■ Exercise task
Restate the full set of records exactly, without adding or dropping a word.

Figure data in JSON:

━━━━

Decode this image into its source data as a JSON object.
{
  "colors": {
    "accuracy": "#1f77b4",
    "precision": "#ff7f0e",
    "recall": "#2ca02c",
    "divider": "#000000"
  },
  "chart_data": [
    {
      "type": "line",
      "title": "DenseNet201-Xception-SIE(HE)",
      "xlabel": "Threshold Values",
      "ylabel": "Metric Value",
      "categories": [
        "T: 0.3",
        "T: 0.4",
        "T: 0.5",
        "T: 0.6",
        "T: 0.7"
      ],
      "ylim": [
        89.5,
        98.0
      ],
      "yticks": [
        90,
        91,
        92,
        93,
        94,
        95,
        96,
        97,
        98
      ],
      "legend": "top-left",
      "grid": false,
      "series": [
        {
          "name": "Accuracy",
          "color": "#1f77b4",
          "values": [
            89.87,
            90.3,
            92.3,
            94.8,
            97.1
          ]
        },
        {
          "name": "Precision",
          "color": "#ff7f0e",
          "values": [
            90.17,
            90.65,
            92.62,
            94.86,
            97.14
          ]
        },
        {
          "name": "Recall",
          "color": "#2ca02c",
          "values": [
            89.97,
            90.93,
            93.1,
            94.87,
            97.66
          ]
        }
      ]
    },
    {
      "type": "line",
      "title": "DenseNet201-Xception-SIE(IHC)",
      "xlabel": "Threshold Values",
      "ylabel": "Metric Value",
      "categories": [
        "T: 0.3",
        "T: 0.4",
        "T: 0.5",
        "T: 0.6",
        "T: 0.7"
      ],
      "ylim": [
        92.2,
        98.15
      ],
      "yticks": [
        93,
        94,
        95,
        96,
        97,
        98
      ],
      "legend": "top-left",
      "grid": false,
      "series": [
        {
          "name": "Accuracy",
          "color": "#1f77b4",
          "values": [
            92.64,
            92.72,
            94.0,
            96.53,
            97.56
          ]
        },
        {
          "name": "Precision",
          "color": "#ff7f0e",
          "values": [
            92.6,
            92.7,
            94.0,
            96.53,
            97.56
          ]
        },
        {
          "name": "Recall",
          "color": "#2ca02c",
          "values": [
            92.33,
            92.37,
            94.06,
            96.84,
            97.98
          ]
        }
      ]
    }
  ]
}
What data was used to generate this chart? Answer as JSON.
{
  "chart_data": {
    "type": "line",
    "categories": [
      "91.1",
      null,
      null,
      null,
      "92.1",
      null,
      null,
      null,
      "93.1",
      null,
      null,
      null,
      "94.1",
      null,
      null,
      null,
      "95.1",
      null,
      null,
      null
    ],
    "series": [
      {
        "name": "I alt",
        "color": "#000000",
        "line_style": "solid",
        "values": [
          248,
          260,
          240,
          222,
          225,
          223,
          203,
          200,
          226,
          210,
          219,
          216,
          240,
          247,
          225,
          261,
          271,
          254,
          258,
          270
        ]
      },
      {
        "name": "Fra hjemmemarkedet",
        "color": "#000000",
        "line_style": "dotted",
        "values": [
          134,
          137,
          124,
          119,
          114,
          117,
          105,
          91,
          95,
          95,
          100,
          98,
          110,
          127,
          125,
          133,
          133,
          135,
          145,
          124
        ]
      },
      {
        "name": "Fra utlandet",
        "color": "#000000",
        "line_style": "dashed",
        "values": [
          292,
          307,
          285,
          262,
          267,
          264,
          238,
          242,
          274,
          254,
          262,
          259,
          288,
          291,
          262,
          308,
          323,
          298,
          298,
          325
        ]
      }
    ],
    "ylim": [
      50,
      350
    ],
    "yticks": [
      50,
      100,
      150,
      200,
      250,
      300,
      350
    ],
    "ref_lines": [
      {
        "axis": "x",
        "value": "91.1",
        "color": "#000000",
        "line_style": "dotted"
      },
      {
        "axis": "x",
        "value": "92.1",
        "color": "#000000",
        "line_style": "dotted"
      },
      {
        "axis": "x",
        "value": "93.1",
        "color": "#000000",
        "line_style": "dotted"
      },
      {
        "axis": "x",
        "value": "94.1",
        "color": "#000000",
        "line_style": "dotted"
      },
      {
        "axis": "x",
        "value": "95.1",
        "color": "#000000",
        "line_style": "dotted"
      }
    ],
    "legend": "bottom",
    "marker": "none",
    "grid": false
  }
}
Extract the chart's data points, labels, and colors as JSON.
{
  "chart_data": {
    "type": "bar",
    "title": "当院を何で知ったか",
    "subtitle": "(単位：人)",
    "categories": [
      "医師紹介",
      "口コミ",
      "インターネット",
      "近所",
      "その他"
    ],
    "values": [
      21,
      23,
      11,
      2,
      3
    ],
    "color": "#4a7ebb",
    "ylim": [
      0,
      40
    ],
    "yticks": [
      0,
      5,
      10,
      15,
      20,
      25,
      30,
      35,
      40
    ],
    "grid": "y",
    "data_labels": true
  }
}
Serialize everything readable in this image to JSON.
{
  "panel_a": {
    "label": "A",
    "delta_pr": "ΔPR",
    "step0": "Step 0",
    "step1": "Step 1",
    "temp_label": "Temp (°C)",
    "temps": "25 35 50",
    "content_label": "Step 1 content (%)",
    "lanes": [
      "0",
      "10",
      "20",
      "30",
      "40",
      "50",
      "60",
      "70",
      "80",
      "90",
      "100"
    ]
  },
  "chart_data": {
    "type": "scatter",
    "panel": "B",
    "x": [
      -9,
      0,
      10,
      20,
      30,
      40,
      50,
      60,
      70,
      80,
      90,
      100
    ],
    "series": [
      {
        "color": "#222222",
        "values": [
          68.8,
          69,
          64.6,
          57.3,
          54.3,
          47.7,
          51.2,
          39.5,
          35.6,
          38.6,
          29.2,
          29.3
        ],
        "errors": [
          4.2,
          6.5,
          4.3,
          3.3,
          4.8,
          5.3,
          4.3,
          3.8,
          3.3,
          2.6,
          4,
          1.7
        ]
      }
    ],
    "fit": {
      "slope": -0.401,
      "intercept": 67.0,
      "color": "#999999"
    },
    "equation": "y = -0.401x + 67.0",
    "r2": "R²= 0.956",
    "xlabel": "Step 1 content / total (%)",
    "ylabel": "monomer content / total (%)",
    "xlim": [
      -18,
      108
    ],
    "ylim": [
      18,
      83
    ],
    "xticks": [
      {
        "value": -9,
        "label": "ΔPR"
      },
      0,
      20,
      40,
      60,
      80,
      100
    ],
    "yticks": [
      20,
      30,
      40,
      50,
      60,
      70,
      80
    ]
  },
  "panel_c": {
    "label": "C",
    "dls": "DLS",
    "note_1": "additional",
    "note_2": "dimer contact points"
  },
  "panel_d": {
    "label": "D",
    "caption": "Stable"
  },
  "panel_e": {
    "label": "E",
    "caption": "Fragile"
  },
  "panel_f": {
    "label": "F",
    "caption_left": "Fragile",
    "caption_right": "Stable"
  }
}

━━━━

■ The solution
Decode this image into its source data as a JSON object.
{
  "colors": {
    "accuracy": "#1f77b4",
    "precision": "#ff7f0e",
    "recall": "#2ca02c",
    "divider": "#000000"
  },
  "chart_data": [
    {
      "type": "line",
      "title": "DenseNet201-Xception-SIE(HE)",
      "xlabel": "Threshold Values",
      "ylabel": "Metric Value",
      "categories": [
        "T: 0.3",
        "T: 0.4",
        "T: 0.5",
        "T: 0.6",
        "T: 0.7"
      ],
      "ylim": [
        89.5,
        98.0
      ],
      "yticks": [
        90,
        91,
        92,
        93,
        94,
        95,
        96,
        97,
        98
      ],
      "legend": "top-left",
      "grid": false,
      "series": [
        {
          "name": "Accuracy",
          "color": "#1f77b4",
          "values": [
            89.87,
            90.3,
            92.3,
            94.8,
            97.1
          ]
        },
        {
          "name": "Precision",
          "color": "#ff7f0e",
          "values": [
            90.17,
            90.65,
            92.62,
            94.86,
            97.14
          ]
        },
        {
          "name": "Recall",
          "color": "#2ca02c",
          "values": [
            89.97,
            90.93,
            93.1,
            94.87,
            97.66
          ]
        }
      ]
    },
    {
      "type": "line",
      "title": "DenseNet201-Xception-SIE(IHC)",
      "xlabel": "Threshold Values",
      "ylabel": "Metric Value",
      "categories": [
        "T: 0.3",
        "T: 0.4",
        "T: 0.5",
        "T: 0.6",
        "T: 0.7"
      ],
      "ylim": [
        92.2,
        98.15
      ],
      "yticks": [
        93,
        94,
        95,
        96,
        97,
        98
      ],
      "legend": "top-left",
      "grid": false,
      "series": [
        {
          "name": "Accuracy",
          "color": "#1f77b4",
          "values": [
            92.64,
            92.72,
            94.0,
            96.53,
            97.56
          ]
        },
        {
          "name": "Precision",
          "color": "#ff7f0e",
          "values": [
            92.6,
            92.7,
            94.0,
            96.53,
            97.56
          ]
        },
        {
          "name": "Recall",
          "color": "#2ca02c",
          "values": [
            92.33,
            92.37,
            94.06,
            96.84,
            97.98
          ]
        }
      ]
    }
  ]
}
What data was used to generate this chart? Answer as JSON.
{
  "chart_data": {
    "type": "line",
    "categories": [
      "91.1",
      null,
      null,
      null,
      "92.1",
      null,
      null,
      null,
      "93.1",
      null,
      null,
      null,
      "94.1",
      null,
      null,
      null,
      "95.1",
      null,
      null,
      null
    ],
    "series": [
      {
        "name": "I alt",
        "color": "#000000",
        "line_style": "solid",
        "values": [
          248,
          260,
          240,
          222,
          225,
          223,
          203,
          200,
          226,
          210,
          219,
          216,
          240,
          247,
          225,
          261,
          271,
          254,
          258,
          270
        ]
      },
      {
        "name": "Fra hjemmemarkedet",
        "color": "#000000",
        "line_style": "dotted",
        "values": [
          134,
          137,
          124,
          119,
          114,
          117,
          105,
          91,
          95,
          95,
          100,
          98,
          110,
          127,
          125,
          133,
          133,
          135,
          145,
          124
        ]
      },
      {
        "name": "Fra utlandet",
        "color": "#000000",
        "line_style": "dashed",
        "values": [
          292,
          307,
          285,
          262,
          267,
          264,
          238,
          242,
          274,
          254,
          262,
          259,
          288,
          291,
          262,
          308,
          323,
          298,
          298,
          325
        ]
      }
    ],
    "ylim": [
      50,
      350
    ],
    "yticks": [
      50,
      100,
      150,
      200,
      250,
      300,
      350
    ],
    "ref_lines": [
      {
        "axis": "x",
        "value": "91.1",
        "color": "#000000",
        "line_style": "dotted"
      },
      {
        "axis": "x",
        "value": "92.1",
        "color": "#000000",
        "line_style": "dotted"
      },
      {
        "axis": "x",
        "value": "93.1",
        "color": "#000000",
        "line_style": "dotted"
      },
      {
        "axis": "x",
        "value": "94.1",
        "color": "#000000",
        "line_style": "dotted"
      },
      {
        "axis": "x",
        "value": "95.1",
        "color": "#000000",
        "line_style": "dotted"
      }
    ],
    "legend": "bottom",
    "marker": "none",
    "grid": false
  }
}
Extract the chart's data points, labels, and colors as JSON.
{
  "chart_data": {
    "type": "bar",
    "title": "当院を何で知ったか",
    "subtitle": "(単位：人)",
    "categories": [
      "医師紹介",
      "口コミ",
      "インターネット",
      "近所",
      "その他"
    ],
    "values": [
      21,
      23,
      11,
      2,
      3
    ],
    "color": "#4a7ebb",
    "ylim": [
      0,
      40
    ],
    "yticks": [
      0,
      5,
      10,
      15,
      20,
      25,
      30,
      35,
      40
    ],
    "grid": "y",
    "data_labels": true
  }
}
Serialize everything readable in this image to JSON.
{
  "panel_a": {
    "label": "A",
    "delta_pr": "ΔPR",
    "step0": "Step 0",
    "step1": "Step 1",
    "temp_label": "Temp (°C)",
    "temps": "25 35 50",
    "content_label": "Step 1 content (%)",
    "lanes": [
      "0",
      "10",
      "20",
      "30",
      "40",
      "50",
      "60",
      "70",
      "80",
      "90",
      "100"
    ]
  },
  "chart_data": {
    "type": "scatter",
    "panel": "B",
    "x": [
      -9,
      0,
      10,
      20,
      30,
      40,
      50,
      60,
      70,
      80,
      90,
      100
    ],
    "series": [
      {
        "color": "#222222",
        "values": [
          68.8,
          69,
          64.6,
          57.3,
          54.3,
          47.7,
          51.2,
          39.5,
          35.6,
          38.6,
          29.2,
          29.3
        ],
        "errors": [
          4.2,
          6.5,
          4.3,
          3.3,
          4.8,
          5.3,
          4.3,
          3.8,
          3.3,
          2.6,
          4,
          1.7
        ]
      }
    ],
    "fit": {
      "slope": -0.401,
      "intercept": 67.0,
      "color": "#999999"
    },
    "equation": "y = -0.401x + 67.0",
    "r2": "R²= 0.956",
    "xlabel": "Step 1 content / total (%)",
    "ylabel": "monomer content / total (%)",
    "xlim": [
      -18,
      108
    ],
    "ylim": [
      18,
      83
    ],
    "xticks": [
      {
        "value": -9,
        "label": "ΔPR"
      },
      0,
      20,
      40,
      60,
      80,
      100
    ],
    "yticks": [
      20,
      30,
      40,
      50,
      60,
      70,
      80
    ]
  },
  "panel_c": {
    "label": "C",
    "dls": "DLS",
    "note_1": "additional",
    "note_2": "dimer contact points"
  },
  "panel_d": {
    "label": "D",
    "caption": "Stable"
  },
  "panel_e": {
    "label": "E",
    "caption": "Fragile"
  },
  "panel_f": {
    "label": "F",
    "caption_left": "Fragile",
    "caption_right": "Stable"
  }
}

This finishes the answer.